* BEGIN Data extract *

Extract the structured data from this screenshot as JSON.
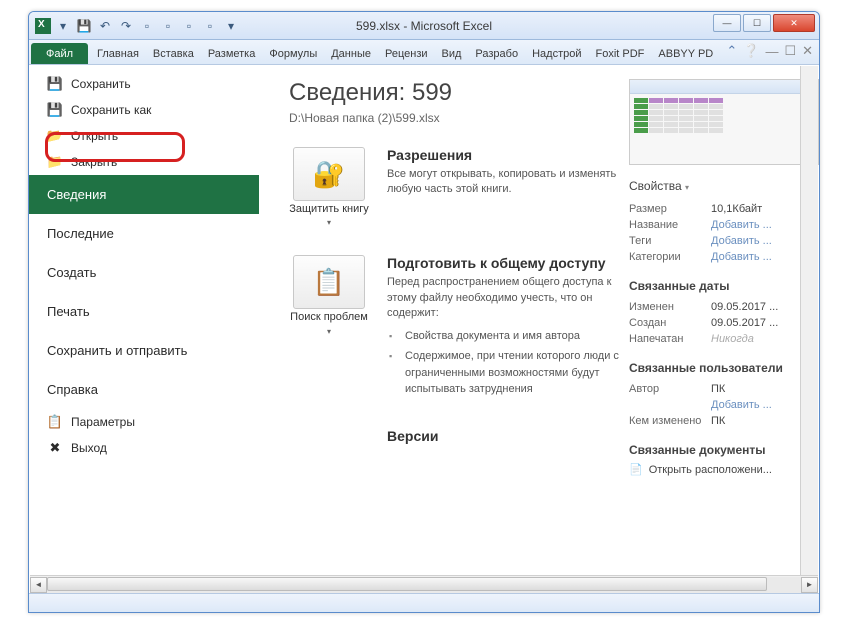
{
  "titlebar": {
    "title": "599.xlsx - Microsoft Excel"
  },
  "win_controls": {
    "min": "—",
    "max": "☐",
    "close": "✕"
  },
  "ribbon": {
    "file": "Файл",
    "tabs": [
      "Главная",
      "Вставка",
      "Разметка",
      "Формулы",
      "Данные",
      "Рецензи",
      "Вид",
      "Разрабо",
      "Надстрой",
      "Foxit PDF",
      "ABBYY PD"
    ]
  },
  "backstage_left": {
    "save": "Сохранить",
    "save_as": "Сохранить как",
    "open": "Открыть",
    "close": "Закрыть",
    "info": "Сведения",
    "recent": "Последние",
    "new": "Создать",
    "print": "Печать",
    "save_send": "Сохранить и отправить",
    "help": "Справка",
    "options": "Параметры",
    "exit": "Выход"
  },
  "info": {
    "title": "Сведения: 599",
    "path": "D:\\Новая папка (2)\\599.xlsx",
    "protect_btn": "Защитить книгу",
    "check_btn": "Поиск проблем",
    "perm_title": "Разрешения",
    "perm_text": "Все могут открывать, копировать и изменять любую часть этой книги.",
    "prep_title": "Подготовить к общему доступу",
    "prep_text": "Перед распространением общего доступа к этому файлу необходимо учесть, что он содержит:",
    "prep_item1": "Свойства документа и имя автора",
    "prep_item2": "Содержимое, при чтении которого люди с ограниченными возможностями будут испытывать затруднения",
    "versions_title": "Версии"
  },
  "props": {
    "header": "Свойства",
    "size_l": "Размер",
    "size_v": "10,1Кбайт",
    "title_l": "Название",
    "title_v": "Добавить ...",
    "tags_l": "Теги",
    "tags_v": "Добавить ...",
    "cat_l": "Категории",
    "cat_v": "Добавить ...",
    "dates_title": "Связанные даты",
    "mod_l": "Изменен",
    "mod_v": "09.05.2017 ...",
    "created_l": "Создан",
    "created_v": "09.05.2017 ...",
    "printed_l": "Напечатан",
    "printed_v": "Никогда",
    "users_title": "Связанные пользователи",
    "author_l": "Автор",
    "author_v": "ПК",
    "add_author": "Добавить ...",
    "lastmod_l": "Кем изменено",
    "lastmod_v": "ПК",
    "docs_title": "Связанные документы",
    "open_loc": "Открыть расположени..."
  }
}
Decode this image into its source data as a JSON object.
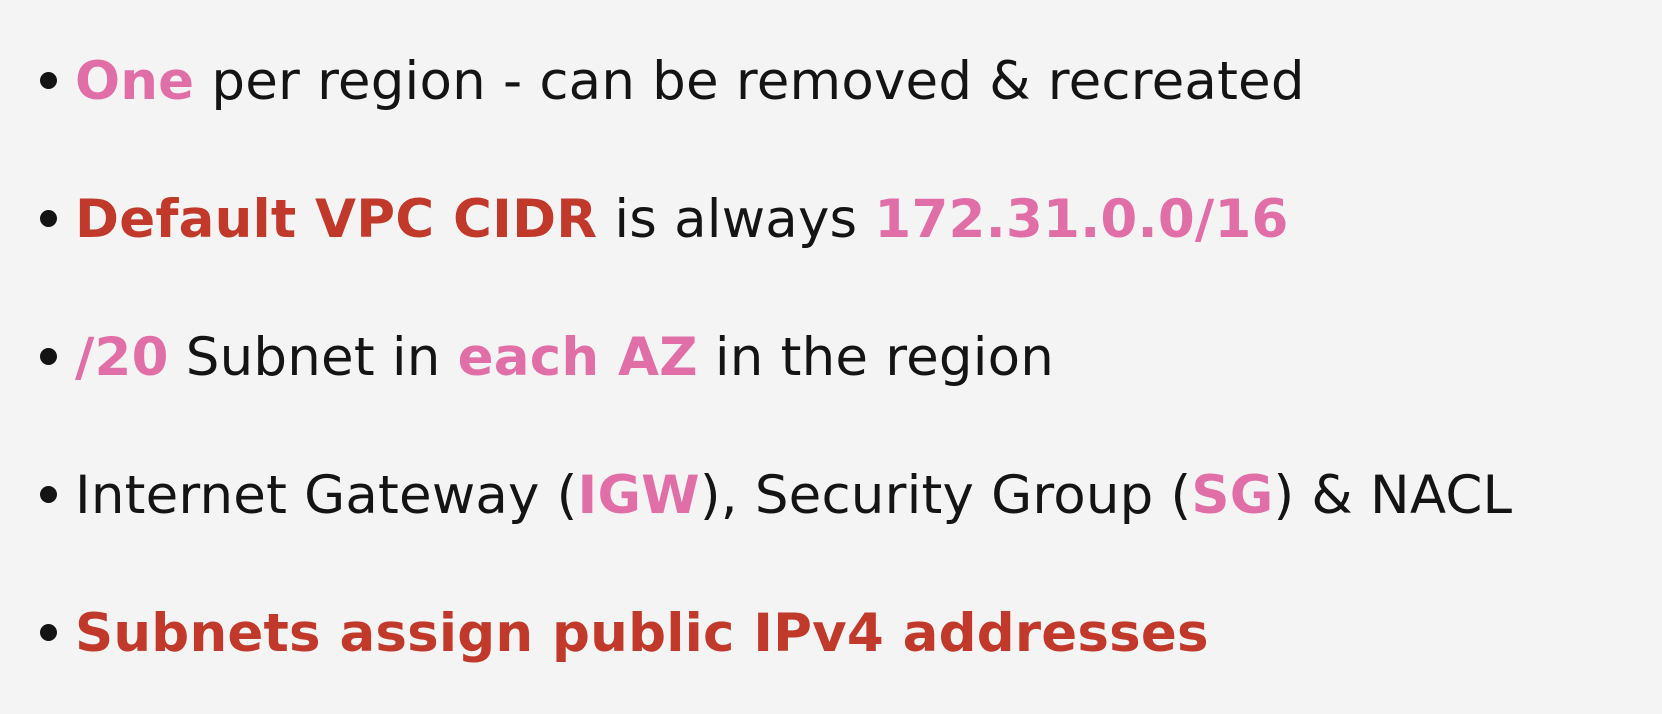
{
  "colors": {
    "background": "#f5f4f4",
    "text": "#141414",
    "pink_highlight": "#e06fa8",
    "red_highlight": "#c0392b"
  },
  "bullets": [
    {
      "segments": [
        {
          "text": "One",
          "style": "pink"
        },
        {
          "text": " per region - can be removed & recreated",
          "style": "normal"
        }
      ]
    },
    {
      "segments": [
        {
          "text": "Default VPC CIDR",
          "style": "red"
        },
        {
          "text": " is always ",
          "style": "normal"
        },
        {
          "text": "172.31.0.0/16",
          "style": "pink"
        }
      ]
    },
    {
      "segments": [
        {
          "text": "/20",
          "style": "pink"
        },
        {
          "text": " Subnet in ",
          "style": "normal"
        },
        {
          "text": "each AZ",
          "style": "pink"
        },
        {
          "text": " in the region",
          "style": "normal"
        }
      ]
    },
    {
      "segments": [
        {
          "text": "Internet Gateway (",
          "style": "normal"
        },
        {
          "text": "IGW",
          "style": "pink"
        },
        {
          "text": "), Security Group (",
          "style": "normal"
        },
        {
          "text": "SG",
          "style": "pink"
        },
        {
          "text": ") & NACL",
          "style": "normal"
        }
      ]
    },
    {
      "segments": [
        {
          "text": "Subnets assign public IPv4 addresses",
          "style": "red"
        }
      ]
    }
  ]
}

* END Data extract *

• **What to produce**:
Reproduce all the entries that precede this task, word for word, minus any pictures.

• **Completed exercise**:
Extract the structured data from this screenshot as JSON.
{
  "titlebar": {
    "title": "599.xlsx - Microsoft Excel"
  },
  "win_controls": {
    "min": "—",
    "max": "☐",
    "close": "✕"
  },
  "ribbon": {
    "file": "Файл",
    "tabs": [
      "Главная",
      "Вставка",
      "Разметка",
      "Формулы",
      "Данные",
      "Рецензи",
      "Вид",
      "Разрабо",
      "Надстрой",
      "Foxit PDF",
      "ABBYY PD"
    ]
  },
  "backstage_left": {
    "save": "Сохранить",
    "save_as": "Сохранить как",
    "open": "Открыть",
    "close": "Закрыть",
    "info": "Сведения",
    "recent": "Последние",
    "new": "Создать",
    "print": "Печать",
    "save_send": "Сохранить и отправить",
    "help": "Справка",
    "options": "Параметры",
    "exit": "Выход"
  },
  "info": {
    "title": "Сведения: 599",
    "path": "D:\\Новая папка (2)\\599.xlsx",
    "protect_btn": "Защитить книгу",
    "check_btn": "Поиск проблем",
    "perm_title": "Разрешения",
    "perm_text": "Все могут открывать, копировать и изменять любую часть этой книги.",
    "prep_title": "Подготовить к общему доступу",
    "prep_text": "Перед распространением общего доступа к этому файлу необходимо учесть, что он содержит:",
    "prep_item1": "Свойства документа и имя автора",
    "prep_item2": "Содержимое, при чтении которого люди с ограниченными возможностями будут испытывать затруднения",
    "versions_title": "Версии"
  },
  "props": {
    "header": "Свойства",
    "size_l": "Размер",
    "size_v": "10,1Кбайт",
    "title_l": "Название",
    "title_v": "Добавить ...",
    "tags_l": "Теги",
    "tags_v": "Добавить ...",
    "cat_l": "Категории",
    "cat_v": "Добавить ...",
    "dates_title": "Связанные даты",
    "mod_l": "Изменен",
    "mod_v": "09.05.2017 ...",
    "created_l": "Создан",
    "created_v": "09.05.2017 ...",
    "printed_l": "Напечатан",
    "printed_v": "Никогда",
    "users_title": "Связанные пользователи",
    "author_l": "Автор",
    "author_v": "ПК",
    "add_author": "Добавить ...",
    "lastmod_l": "Кем изменено",
    "lastmod_v": "ПК",
    "docs_title": "Связанные документы",
    "open_loc": "Открыть расположени..."
  }
}
Decode this image into its source data as a JSON object.
{
  "colors": {
    "background": "#f5f4f4",
    "text": "#141414",
    "pink_highlight": "#e06fa8",
    "red_highlight": "#c0392b"
  },
  "bullets": [
    {
      "segments": [
        {
          "text": "One",
          "style": "pink"
        },
        {
          "text": " per region - can be removed & recreated",
          "style": "normal"
        }
      ]
    },
    {
      "segments": [
        {
          "text": "Default VPC CIDR",
          "style": "red"
        },
        {
          "text": " is always ",
          "style": "normal"
        },
        {
          "text": "172.31.0.0/16",
          "style": "pink"
        }
      ]
    },
    {
      "segments": [
        {
          "text": "/20",
          "style": "pink"
        },
        {
          "text": " Subnet in ",
          "style": "normal"
        },
        {
          "text": "each AZ",
          "style": "pink"
        },
        {
          "text": " in the region",
          "style": "normal"
        }
      ]
    },
    {
      "segments": [
        {
          "text": "Internet Gateway (",
          "style": "normal"
        },
        {
          "text": "IGW",
          "style": "pink"
        },
        {
          "text": "), Security Group (",
          "style": "normal"
        },
        {
          "text": "SG",
          "style": "pink"
        },
        {
          "text": ") & NACL",
          "style": "normal"
        }
      ]
    },
    {
      "segments": [
        {
          "text": "Subnets assign public IPv4 addresses",
          "style": "red"
        }
      ]
    }
  ]
}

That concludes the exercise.